Task: In the entries below, find the lines that contain the word "HIỀN" and copy them.

— START Provided data —

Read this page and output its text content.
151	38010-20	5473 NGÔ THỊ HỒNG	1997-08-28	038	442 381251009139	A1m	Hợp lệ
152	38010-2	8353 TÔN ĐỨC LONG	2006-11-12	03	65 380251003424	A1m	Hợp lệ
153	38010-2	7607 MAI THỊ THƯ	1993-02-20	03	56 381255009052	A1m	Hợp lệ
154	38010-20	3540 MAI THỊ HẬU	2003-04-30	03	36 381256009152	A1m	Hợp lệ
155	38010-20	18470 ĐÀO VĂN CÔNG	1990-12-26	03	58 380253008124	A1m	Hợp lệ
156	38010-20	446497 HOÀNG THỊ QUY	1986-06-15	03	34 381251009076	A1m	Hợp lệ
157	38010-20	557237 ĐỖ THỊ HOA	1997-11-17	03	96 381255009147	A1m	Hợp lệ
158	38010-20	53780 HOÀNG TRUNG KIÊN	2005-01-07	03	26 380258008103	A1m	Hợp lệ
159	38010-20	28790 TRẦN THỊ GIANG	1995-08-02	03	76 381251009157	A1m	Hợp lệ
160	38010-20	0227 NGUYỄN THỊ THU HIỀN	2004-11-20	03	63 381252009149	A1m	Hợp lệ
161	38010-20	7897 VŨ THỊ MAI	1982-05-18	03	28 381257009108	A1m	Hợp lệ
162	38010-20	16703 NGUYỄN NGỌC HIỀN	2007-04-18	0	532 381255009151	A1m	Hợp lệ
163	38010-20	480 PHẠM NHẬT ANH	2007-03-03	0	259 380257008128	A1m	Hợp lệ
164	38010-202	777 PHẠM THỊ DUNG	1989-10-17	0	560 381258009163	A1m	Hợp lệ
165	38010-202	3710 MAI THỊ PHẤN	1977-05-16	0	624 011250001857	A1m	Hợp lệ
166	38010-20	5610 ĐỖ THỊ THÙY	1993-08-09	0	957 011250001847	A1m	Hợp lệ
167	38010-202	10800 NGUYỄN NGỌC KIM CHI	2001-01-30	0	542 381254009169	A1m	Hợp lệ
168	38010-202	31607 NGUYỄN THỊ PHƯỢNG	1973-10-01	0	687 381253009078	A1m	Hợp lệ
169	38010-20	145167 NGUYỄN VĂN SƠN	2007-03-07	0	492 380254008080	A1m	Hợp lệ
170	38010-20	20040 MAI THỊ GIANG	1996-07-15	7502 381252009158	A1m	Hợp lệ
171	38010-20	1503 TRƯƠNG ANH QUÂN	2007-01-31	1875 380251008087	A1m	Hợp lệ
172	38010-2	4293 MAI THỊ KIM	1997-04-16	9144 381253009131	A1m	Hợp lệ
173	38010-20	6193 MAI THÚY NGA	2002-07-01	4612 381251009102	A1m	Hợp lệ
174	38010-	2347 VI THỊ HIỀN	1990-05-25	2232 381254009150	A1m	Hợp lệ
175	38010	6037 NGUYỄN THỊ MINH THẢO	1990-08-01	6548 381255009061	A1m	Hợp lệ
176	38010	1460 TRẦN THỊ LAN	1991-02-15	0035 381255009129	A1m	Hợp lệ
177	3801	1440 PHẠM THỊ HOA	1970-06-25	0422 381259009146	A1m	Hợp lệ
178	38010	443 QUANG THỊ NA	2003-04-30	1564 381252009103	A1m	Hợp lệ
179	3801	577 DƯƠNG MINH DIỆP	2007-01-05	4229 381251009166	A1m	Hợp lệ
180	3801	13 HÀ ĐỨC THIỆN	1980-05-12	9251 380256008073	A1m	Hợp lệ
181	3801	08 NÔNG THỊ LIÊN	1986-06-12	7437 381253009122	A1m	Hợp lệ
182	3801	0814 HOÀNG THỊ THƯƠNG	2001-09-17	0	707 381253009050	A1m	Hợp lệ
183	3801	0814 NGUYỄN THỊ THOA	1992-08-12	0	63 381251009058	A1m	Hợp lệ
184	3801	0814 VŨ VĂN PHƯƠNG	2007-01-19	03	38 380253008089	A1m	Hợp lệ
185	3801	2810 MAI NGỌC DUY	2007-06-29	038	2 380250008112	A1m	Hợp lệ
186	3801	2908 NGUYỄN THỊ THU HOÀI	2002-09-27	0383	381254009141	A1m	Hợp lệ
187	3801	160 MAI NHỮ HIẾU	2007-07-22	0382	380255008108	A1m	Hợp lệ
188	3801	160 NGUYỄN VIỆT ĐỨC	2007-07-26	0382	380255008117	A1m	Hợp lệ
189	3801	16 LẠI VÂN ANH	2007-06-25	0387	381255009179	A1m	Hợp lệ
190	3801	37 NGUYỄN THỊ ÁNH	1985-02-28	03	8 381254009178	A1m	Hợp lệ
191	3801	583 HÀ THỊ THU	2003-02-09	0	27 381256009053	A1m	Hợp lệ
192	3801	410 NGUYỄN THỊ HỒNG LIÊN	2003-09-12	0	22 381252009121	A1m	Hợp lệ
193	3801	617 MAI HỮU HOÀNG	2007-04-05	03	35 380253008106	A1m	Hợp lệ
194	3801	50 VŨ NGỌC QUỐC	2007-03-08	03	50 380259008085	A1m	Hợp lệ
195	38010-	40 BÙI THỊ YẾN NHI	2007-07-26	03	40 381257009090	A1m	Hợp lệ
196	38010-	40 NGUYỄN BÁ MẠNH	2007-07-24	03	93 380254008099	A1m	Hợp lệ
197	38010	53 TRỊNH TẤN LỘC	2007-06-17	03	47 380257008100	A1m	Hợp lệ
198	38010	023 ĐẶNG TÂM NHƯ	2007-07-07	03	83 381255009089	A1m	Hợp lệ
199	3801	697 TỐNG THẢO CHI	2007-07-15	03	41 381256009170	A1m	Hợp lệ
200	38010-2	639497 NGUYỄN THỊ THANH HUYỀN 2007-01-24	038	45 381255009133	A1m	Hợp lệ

— END Provided data —

Completed exercise:
160	38010-20	0227 NGUYỄN THỊ THU HIỀN	2004-11-20	03	63 381252009149	A1m	Hợp lệ
162	38010-20	16703 NGUYỄN NGỌC HIỀN	2007-04-18	0	532 381255009151	A1m	Hợp lệ
174	38010-	2347 VI THỊ HIỀN	1990-05-25	2232 381254009150	A1m	Hợp lệ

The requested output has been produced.